▶ [Input material]
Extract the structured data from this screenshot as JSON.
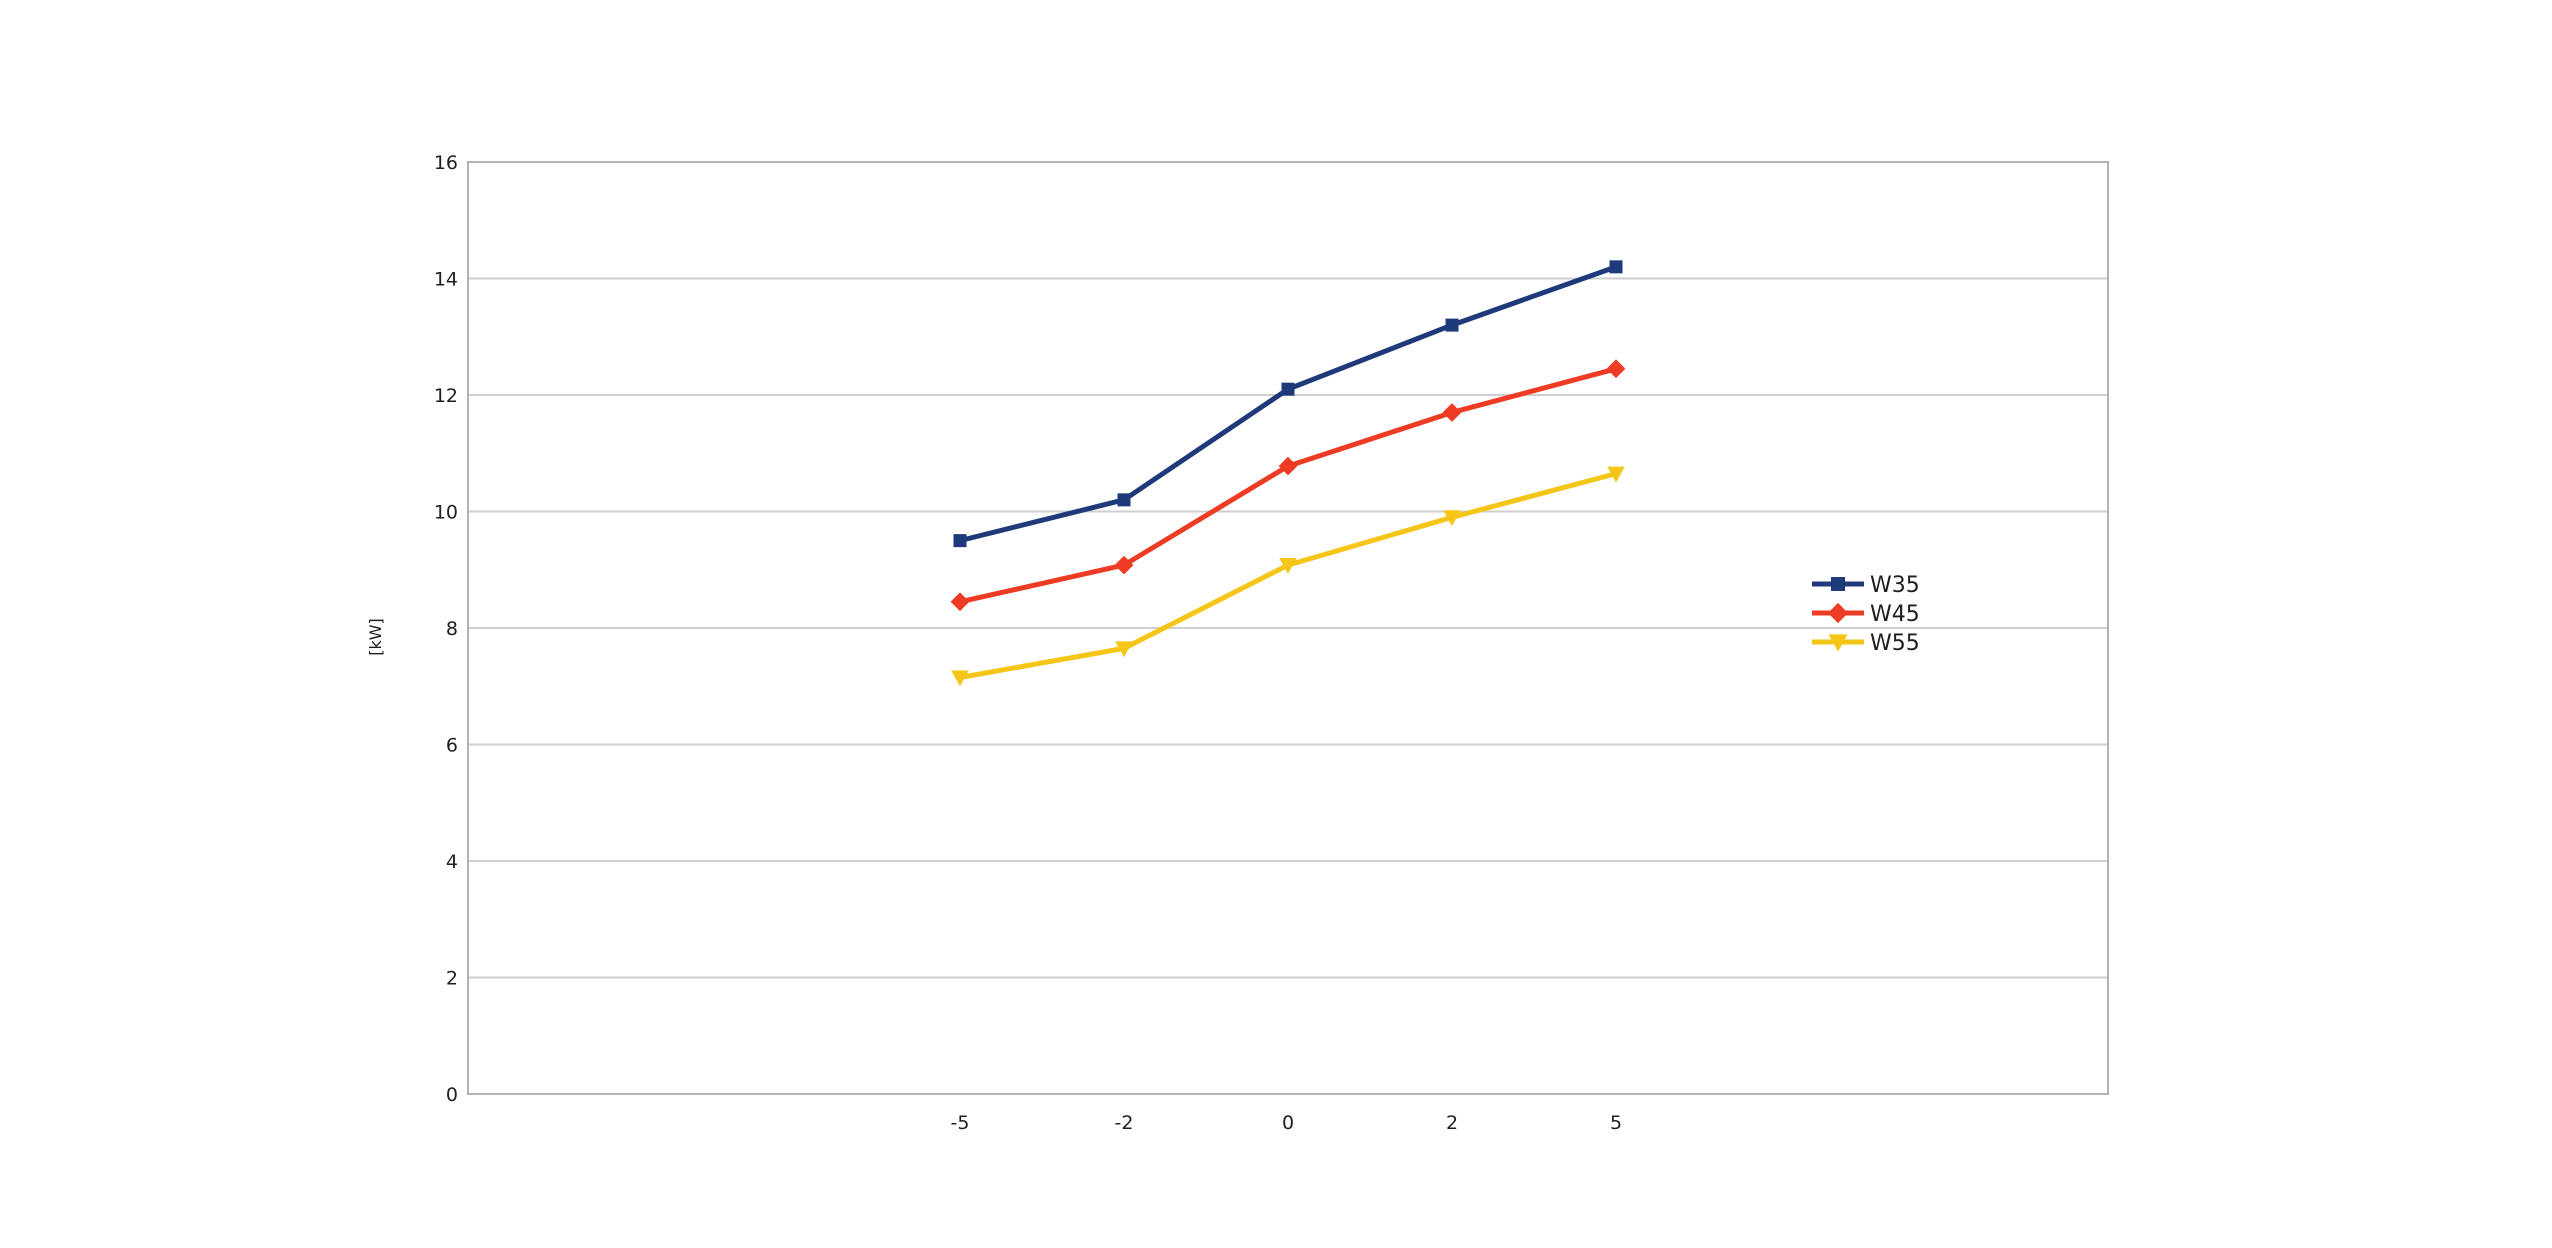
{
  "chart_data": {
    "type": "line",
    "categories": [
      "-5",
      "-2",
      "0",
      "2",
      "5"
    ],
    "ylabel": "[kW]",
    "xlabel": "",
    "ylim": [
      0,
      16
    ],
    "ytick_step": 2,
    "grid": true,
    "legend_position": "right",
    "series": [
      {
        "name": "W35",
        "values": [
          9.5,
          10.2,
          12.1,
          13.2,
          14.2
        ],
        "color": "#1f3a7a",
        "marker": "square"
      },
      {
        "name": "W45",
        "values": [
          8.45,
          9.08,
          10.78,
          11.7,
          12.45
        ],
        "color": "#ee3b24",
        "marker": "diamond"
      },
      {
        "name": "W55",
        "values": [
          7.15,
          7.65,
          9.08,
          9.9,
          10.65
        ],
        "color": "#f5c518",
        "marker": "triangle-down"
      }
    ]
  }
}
...
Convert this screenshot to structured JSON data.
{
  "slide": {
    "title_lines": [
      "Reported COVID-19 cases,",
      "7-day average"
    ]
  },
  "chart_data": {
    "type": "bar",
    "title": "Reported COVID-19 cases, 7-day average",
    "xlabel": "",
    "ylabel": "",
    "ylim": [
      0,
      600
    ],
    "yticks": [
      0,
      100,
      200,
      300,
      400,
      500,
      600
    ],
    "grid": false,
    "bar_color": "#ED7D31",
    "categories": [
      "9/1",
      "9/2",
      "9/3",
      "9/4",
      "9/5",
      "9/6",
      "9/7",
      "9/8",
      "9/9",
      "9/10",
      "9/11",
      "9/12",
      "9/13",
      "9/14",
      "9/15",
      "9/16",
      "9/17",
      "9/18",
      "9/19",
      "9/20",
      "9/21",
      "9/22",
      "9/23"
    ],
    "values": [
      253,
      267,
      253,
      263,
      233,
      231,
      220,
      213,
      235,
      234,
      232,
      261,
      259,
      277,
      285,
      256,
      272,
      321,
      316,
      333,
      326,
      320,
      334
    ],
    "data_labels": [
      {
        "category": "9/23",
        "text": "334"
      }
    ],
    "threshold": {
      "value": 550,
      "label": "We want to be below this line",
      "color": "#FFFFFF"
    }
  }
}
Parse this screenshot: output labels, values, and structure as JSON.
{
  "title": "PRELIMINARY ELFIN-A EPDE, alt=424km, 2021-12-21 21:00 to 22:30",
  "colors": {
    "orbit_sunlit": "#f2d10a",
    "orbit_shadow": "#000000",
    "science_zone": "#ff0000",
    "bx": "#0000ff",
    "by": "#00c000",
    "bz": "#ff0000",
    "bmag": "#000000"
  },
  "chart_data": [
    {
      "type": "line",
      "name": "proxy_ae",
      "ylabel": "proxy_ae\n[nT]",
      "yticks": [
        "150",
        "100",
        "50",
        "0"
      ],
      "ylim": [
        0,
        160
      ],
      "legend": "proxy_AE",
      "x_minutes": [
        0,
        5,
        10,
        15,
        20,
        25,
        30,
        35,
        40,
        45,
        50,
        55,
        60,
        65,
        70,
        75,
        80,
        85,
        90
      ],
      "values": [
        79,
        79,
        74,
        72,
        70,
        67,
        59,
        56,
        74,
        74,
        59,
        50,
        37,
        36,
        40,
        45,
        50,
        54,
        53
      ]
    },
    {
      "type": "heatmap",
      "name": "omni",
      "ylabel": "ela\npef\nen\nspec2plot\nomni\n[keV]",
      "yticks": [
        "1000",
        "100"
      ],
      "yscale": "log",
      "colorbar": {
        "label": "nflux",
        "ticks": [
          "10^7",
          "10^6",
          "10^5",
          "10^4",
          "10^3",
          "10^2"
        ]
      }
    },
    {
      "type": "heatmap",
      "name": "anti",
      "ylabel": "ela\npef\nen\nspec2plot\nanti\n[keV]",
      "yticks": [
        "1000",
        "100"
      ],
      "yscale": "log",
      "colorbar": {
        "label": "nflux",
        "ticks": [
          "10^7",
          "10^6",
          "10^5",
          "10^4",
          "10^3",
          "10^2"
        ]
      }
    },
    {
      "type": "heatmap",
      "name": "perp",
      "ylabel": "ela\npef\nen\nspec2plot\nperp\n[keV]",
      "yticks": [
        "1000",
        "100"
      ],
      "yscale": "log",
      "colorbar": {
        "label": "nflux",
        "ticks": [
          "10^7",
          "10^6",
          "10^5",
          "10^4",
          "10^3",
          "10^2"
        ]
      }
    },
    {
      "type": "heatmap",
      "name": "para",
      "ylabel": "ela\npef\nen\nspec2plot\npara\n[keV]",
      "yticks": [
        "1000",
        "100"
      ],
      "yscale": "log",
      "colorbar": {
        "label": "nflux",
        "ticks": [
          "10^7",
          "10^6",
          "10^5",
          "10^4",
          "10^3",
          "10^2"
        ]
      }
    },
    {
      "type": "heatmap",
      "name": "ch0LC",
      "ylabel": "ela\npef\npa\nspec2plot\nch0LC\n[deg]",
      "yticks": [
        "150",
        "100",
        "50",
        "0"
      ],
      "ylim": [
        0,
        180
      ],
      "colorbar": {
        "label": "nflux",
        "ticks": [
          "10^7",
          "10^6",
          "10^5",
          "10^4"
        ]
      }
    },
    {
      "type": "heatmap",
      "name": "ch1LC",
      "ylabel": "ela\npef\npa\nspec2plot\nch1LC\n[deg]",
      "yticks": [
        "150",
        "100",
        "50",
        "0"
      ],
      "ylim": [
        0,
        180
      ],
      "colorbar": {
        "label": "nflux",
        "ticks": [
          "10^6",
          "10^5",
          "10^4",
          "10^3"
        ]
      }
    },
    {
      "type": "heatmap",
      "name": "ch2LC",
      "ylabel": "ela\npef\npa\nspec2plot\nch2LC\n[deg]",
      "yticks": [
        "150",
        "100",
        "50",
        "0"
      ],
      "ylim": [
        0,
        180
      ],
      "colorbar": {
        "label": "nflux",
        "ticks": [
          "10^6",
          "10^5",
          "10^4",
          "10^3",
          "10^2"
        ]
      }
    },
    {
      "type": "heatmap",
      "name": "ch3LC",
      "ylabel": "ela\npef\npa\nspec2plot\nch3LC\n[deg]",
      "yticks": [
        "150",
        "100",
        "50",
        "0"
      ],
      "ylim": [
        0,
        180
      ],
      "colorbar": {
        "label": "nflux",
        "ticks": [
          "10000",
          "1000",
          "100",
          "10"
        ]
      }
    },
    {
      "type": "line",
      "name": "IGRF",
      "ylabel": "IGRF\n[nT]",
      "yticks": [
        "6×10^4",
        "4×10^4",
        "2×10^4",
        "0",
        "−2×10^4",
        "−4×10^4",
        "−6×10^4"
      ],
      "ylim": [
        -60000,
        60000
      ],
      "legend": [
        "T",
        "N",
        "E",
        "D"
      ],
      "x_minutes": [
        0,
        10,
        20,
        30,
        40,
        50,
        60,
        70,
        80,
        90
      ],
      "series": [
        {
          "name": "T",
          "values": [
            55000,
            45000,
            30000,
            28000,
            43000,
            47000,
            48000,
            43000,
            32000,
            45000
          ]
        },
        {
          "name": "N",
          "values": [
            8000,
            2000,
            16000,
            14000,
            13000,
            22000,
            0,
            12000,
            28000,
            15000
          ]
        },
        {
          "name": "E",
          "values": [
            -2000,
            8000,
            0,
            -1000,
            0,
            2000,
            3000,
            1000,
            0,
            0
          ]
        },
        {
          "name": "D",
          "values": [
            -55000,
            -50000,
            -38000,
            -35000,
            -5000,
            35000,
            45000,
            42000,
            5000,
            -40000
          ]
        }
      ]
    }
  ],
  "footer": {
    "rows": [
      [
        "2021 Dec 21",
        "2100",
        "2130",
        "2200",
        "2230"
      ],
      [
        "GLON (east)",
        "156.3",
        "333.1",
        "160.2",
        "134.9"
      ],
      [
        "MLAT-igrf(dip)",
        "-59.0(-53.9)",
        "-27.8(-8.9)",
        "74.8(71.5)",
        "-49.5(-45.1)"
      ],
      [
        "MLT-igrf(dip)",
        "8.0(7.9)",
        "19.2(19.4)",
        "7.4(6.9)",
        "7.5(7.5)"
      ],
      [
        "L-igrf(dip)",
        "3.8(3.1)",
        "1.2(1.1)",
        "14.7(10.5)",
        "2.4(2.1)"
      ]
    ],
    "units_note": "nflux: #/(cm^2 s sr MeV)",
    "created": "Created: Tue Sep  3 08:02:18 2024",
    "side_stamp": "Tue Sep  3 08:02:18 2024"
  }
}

▶ [Task] Tally up how many lines in the preceding listing contain the word "average". Give nothing but the number.

▶ [Problem solution] 2